- [Written task] From the entries below, tally how many lines contain "pitanja" and report only that figure.

- [Records shown]
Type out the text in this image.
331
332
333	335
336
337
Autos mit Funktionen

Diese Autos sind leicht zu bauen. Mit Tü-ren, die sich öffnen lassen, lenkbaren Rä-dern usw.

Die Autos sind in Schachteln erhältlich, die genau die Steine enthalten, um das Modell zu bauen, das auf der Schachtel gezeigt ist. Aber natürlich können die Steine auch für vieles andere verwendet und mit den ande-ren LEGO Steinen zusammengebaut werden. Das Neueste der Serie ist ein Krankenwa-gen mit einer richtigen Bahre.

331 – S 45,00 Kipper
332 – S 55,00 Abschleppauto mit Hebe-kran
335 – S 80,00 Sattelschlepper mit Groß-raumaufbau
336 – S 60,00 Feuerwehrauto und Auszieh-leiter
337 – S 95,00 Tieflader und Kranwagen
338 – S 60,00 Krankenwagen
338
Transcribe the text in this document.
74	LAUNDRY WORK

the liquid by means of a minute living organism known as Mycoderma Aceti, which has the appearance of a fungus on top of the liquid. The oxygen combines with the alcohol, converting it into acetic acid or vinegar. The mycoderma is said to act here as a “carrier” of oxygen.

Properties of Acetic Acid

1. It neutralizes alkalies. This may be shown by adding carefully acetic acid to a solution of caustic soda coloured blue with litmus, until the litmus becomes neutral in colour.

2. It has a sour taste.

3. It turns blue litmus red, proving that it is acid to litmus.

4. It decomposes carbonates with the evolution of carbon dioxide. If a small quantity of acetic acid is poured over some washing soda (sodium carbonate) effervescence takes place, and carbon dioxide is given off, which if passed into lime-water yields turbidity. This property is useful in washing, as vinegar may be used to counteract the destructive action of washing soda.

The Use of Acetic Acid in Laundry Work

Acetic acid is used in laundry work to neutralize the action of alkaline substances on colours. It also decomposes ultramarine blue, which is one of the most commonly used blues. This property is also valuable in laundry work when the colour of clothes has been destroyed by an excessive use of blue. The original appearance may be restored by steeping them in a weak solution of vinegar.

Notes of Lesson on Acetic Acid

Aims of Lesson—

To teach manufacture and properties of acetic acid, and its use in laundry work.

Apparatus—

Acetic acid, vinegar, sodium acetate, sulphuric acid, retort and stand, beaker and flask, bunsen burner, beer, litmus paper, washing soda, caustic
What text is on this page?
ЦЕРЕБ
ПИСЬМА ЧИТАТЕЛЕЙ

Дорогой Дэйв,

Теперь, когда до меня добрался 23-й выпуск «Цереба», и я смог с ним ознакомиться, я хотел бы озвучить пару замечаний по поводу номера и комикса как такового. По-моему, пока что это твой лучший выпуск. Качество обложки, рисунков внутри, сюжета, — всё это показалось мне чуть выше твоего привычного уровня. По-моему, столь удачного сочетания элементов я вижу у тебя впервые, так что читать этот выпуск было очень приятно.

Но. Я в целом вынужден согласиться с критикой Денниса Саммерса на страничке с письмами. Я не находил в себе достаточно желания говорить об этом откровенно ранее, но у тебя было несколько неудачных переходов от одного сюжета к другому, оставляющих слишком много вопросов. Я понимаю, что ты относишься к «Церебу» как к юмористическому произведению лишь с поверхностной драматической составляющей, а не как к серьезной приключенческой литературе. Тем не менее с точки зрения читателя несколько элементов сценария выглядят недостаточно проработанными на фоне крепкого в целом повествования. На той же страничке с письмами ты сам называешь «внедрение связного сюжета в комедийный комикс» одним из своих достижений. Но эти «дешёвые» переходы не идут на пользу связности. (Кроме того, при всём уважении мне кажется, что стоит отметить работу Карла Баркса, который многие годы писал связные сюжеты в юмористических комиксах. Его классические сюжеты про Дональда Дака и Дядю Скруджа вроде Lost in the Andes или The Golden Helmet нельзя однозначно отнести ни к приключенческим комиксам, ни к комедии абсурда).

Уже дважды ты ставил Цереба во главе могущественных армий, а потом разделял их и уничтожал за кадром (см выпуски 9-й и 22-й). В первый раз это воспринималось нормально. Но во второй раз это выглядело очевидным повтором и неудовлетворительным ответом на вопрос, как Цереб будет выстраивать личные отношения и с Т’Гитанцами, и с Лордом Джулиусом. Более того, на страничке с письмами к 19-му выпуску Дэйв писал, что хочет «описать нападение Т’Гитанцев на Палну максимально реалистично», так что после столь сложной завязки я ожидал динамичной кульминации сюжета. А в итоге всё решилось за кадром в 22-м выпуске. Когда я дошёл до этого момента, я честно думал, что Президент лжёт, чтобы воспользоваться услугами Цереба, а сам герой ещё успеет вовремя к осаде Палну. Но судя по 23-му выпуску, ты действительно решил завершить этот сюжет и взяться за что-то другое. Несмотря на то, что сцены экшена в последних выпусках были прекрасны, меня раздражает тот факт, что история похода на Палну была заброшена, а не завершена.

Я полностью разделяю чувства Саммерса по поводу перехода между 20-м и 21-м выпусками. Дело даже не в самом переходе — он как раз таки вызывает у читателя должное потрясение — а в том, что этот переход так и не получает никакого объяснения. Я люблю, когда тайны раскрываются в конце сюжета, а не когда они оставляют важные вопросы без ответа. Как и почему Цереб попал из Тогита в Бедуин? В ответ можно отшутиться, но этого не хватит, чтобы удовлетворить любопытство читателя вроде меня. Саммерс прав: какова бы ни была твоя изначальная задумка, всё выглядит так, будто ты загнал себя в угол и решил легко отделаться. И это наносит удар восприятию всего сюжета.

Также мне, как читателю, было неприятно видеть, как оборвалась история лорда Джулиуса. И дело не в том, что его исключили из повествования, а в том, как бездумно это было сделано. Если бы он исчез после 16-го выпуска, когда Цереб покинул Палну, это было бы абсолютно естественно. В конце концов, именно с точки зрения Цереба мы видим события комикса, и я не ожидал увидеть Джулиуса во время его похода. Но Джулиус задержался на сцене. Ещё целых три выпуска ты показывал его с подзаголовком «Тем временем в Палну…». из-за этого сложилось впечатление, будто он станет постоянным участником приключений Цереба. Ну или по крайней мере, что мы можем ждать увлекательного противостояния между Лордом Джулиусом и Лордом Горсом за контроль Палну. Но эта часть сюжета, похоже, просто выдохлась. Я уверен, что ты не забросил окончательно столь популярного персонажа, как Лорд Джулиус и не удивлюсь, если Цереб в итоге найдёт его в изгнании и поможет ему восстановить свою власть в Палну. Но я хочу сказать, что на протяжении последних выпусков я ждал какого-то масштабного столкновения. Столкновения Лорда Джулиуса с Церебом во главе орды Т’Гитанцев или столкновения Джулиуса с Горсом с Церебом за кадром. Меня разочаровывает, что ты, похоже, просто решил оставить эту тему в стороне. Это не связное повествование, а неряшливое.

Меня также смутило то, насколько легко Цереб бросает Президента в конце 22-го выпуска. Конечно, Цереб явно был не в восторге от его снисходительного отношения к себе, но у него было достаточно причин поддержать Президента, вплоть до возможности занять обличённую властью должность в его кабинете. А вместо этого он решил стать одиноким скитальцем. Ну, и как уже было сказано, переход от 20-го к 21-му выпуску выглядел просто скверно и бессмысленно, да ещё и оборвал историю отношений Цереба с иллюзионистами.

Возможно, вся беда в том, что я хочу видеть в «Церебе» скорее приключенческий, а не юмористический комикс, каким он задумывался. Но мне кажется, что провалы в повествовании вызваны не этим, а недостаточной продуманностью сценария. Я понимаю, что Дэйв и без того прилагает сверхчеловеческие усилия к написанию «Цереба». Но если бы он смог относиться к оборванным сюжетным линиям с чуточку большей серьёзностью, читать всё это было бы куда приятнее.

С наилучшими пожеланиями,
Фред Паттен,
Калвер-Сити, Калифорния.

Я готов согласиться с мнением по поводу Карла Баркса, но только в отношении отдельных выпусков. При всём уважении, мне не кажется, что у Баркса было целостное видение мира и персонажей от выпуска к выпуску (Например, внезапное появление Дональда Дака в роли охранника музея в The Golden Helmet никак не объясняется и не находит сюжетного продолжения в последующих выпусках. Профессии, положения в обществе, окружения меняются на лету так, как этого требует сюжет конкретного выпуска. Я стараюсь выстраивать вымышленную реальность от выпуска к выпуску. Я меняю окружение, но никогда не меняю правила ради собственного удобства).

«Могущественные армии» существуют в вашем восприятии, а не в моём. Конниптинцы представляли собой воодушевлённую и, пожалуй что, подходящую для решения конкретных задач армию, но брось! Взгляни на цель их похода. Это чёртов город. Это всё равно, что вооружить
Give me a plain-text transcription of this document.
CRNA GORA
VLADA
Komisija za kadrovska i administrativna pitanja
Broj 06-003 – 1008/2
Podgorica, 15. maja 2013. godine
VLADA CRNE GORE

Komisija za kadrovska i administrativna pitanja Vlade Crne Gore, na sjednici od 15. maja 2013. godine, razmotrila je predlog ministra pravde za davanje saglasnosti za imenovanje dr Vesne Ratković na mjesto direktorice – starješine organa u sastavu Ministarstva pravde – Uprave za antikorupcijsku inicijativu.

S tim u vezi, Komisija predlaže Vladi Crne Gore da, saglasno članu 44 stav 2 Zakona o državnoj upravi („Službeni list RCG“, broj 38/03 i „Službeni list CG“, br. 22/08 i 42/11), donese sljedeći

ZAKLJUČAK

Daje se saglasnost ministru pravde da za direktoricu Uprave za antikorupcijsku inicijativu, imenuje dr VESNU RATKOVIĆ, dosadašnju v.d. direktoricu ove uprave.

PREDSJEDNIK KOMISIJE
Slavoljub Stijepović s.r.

- [Output below] 2